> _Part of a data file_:
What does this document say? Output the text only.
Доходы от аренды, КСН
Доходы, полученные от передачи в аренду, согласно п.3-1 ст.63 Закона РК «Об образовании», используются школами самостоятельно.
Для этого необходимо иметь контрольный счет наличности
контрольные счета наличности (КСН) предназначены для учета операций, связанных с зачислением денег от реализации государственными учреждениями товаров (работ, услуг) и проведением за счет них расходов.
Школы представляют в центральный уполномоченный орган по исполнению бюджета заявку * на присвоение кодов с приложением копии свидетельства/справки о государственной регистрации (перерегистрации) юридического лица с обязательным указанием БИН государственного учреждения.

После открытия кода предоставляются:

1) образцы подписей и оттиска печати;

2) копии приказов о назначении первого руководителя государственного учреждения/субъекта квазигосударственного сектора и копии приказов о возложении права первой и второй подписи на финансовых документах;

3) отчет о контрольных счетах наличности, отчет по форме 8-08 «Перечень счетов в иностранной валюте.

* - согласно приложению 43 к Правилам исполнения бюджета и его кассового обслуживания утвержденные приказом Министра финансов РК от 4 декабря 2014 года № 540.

> _Set exercise_:
Pick out the lines containing the word "Доходы" and show them.

> _Answer to the exercise_:
Доходы от аренды, КСН
Доходы, полученные от передачи в аренду, согласно п.3-1 ст.63 Закона РК «Об образовании», используются школами самостоятельно.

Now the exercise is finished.